## What is expected:
Pull every line containing "الرسائل" out of the material below.

Dataset records:
-- start --

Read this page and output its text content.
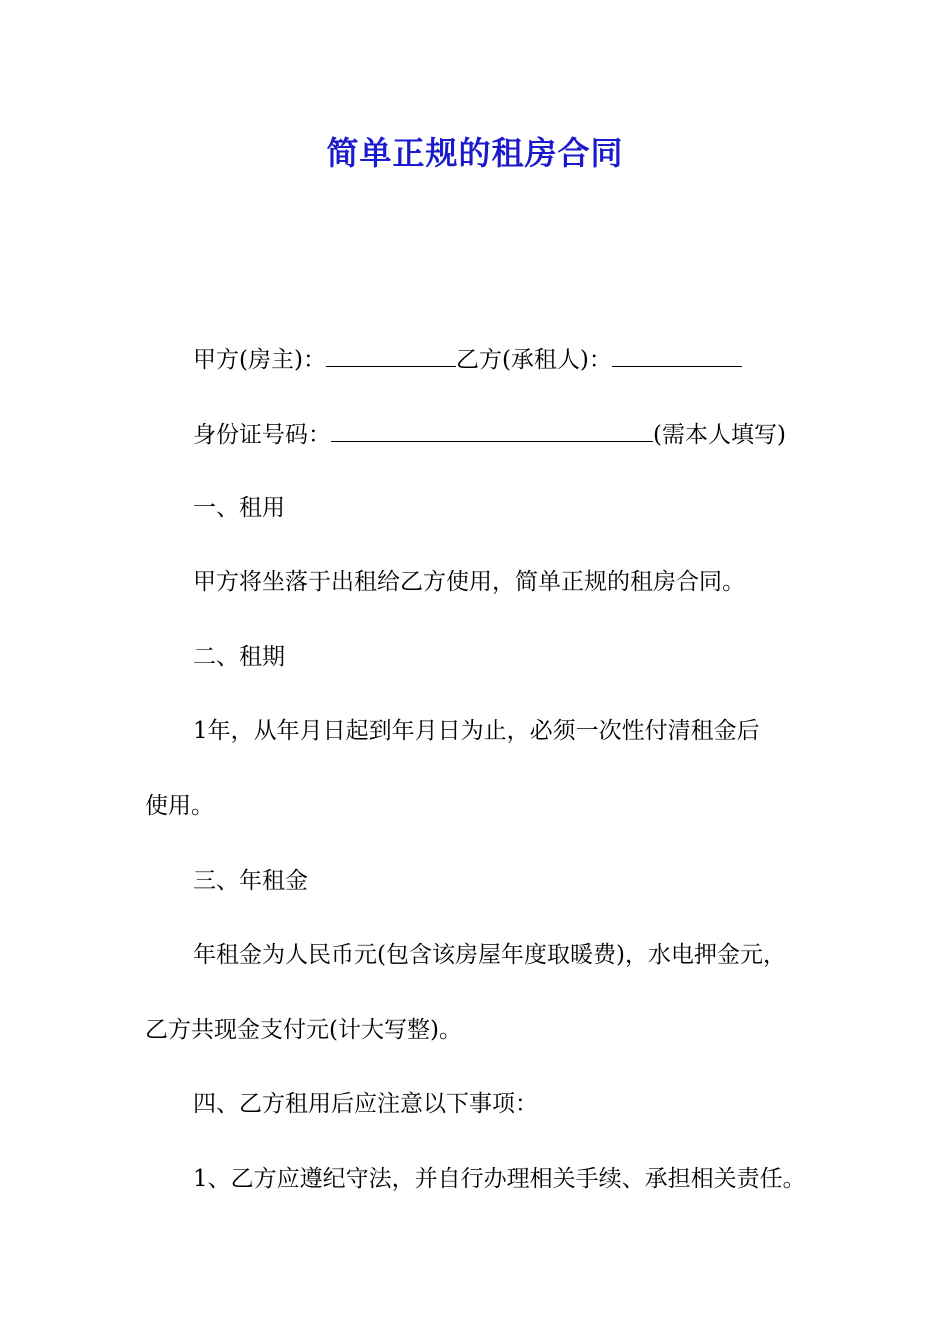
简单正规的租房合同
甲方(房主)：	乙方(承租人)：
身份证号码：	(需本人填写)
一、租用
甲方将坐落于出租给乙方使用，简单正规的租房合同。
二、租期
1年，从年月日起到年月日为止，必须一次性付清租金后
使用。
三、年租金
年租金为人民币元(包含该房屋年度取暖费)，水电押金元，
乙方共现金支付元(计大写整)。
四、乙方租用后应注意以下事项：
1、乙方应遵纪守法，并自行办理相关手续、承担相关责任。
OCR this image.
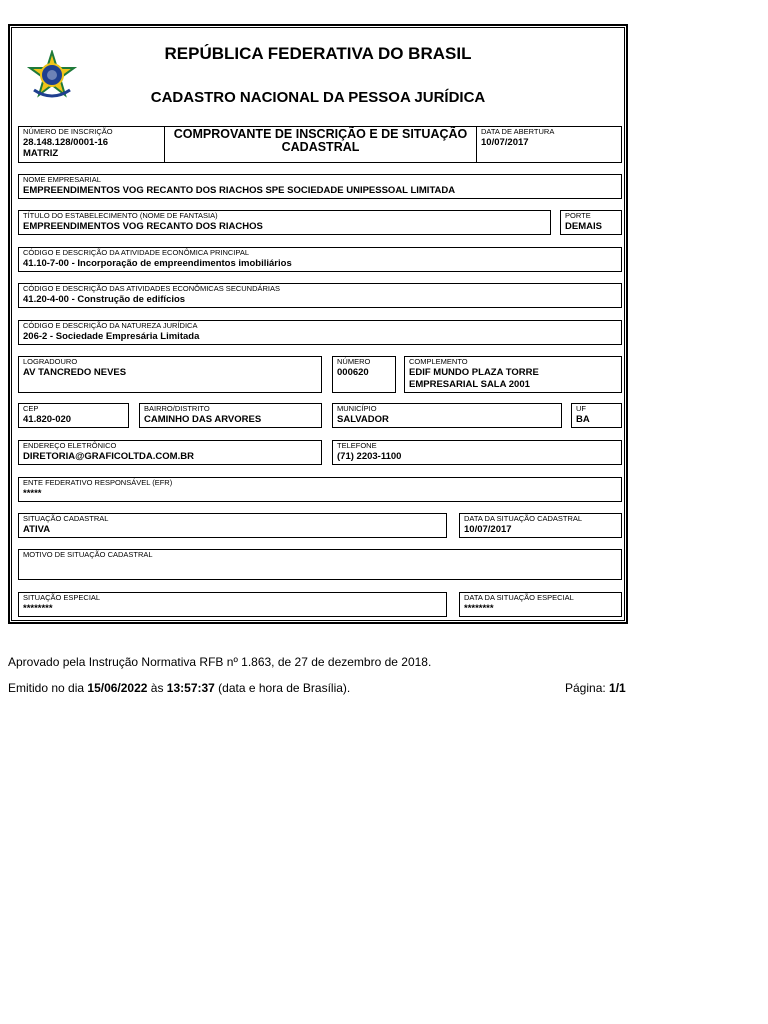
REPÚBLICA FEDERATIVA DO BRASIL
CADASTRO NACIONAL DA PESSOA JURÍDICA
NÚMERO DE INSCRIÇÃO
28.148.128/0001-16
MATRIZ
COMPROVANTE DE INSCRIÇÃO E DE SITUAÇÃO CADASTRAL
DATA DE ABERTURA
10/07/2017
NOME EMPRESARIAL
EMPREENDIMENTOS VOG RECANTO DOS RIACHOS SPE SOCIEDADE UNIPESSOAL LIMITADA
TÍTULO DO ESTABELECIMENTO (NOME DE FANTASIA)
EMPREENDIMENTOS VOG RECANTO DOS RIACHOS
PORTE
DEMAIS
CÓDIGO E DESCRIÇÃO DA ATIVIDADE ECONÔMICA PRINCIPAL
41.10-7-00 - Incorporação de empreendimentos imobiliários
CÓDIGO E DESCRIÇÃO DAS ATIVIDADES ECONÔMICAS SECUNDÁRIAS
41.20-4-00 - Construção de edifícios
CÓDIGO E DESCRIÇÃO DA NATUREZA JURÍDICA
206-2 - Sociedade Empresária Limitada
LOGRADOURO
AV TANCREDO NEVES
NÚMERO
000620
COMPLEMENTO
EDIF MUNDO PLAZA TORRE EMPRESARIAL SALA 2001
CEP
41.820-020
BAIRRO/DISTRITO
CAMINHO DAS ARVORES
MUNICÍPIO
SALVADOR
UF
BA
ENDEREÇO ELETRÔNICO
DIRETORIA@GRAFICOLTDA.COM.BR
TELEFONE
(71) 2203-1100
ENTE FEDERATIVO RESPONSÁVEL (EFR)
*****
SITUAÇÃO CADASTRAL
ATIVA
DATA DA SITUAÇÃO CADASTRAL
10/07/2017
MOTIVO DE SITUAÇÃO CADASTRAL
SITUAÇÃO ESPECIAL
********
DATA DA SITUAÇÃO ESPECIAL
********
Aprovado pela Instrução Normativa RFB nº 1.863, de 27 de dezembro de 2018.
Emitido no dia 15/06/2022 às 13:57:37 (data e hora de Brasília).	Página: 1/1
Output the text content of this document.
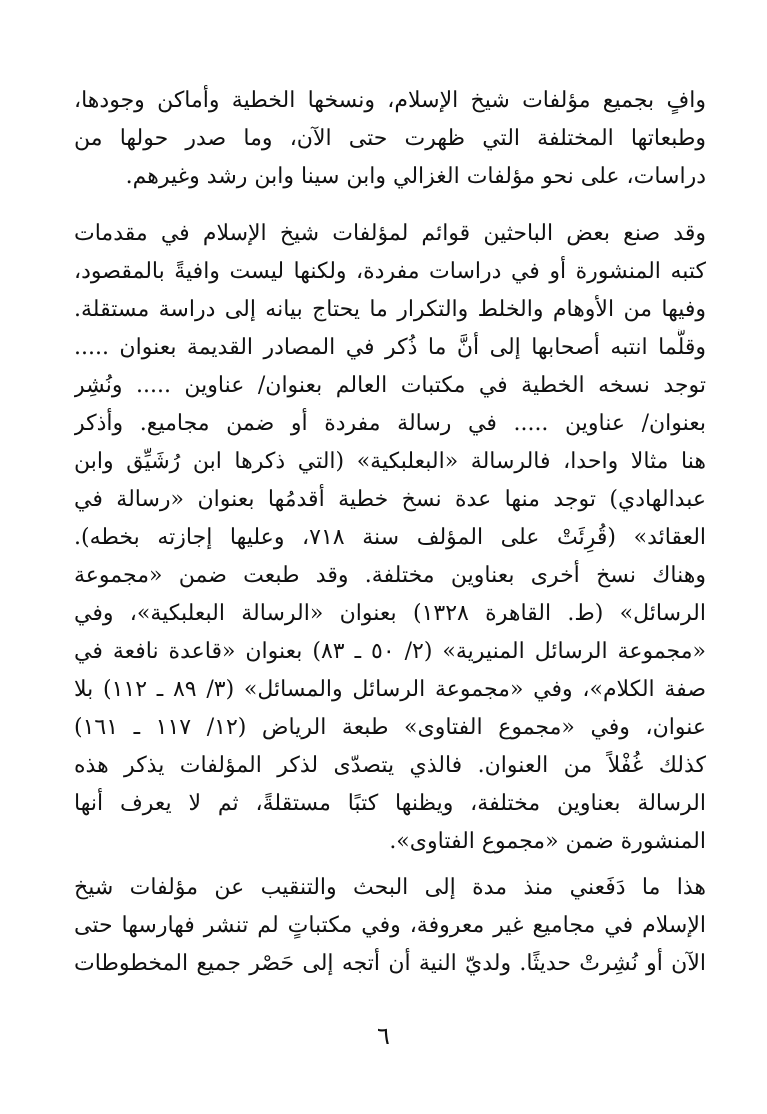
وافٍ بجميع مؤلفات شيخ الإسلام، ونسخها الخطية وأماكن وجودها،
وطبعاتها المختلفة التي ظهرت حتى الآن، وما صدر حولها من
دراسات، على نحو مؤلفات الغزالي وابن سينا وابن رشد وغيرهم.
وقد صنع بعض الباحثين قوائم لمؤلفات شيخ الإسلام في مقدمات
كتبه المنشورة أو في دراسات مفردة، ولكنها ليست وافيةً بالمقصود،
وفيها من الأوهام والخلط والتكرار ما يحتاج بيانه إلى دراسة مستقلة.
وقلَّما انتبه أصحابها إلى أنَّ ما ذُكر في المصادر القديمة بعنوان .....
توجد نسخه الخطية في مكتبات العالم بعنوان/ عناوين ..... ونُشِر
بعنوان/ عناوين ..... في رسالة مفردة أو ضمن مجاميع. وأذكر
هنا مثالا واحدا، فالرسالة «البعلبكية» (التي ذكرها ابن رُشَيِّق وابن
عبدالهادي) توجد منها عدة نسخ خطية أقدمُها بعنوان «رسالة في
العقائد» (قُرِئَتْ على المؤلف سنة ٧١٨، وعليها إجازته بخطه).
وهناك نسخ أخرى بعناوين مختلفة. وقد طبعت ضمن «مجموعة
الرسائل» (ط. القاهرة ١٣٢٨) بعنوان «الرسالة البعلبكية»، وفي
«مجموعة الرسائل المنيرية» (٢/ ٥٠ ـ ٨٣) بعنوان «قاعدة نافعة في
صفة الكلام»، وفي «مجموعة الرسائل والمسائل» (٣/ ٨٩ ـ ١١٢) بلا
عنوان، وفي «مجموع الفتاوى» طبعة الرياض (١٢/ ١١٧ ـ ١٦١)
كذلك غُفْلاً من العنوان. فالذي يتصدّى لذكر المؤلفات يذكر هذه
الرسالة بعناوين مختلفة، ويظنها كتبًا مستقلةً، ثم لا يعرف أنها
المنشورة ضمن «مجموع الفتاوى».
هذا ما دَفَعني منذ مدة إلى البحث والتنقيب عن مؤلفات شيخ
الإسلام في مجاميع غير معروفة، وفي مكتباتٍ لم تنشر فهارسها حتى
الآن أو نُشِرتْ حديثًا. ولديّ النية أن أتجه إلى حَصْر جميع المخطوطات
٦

-- end --

## Output of the exercise:
الرسائل» (ط. القاهرة ١٣٢٨) بعنوان «الرسالة البعلبكية»، وفي
«مجموعة الرسائل المنيرية» (٢/ ٥٠ ـ ٨٣) بعنوان «قاعدة نافعة في
صفة الكلام»، وفي «مجموعة الرسائل والمسائل» (٣/ ٨٩ ـ ١١٢) بلا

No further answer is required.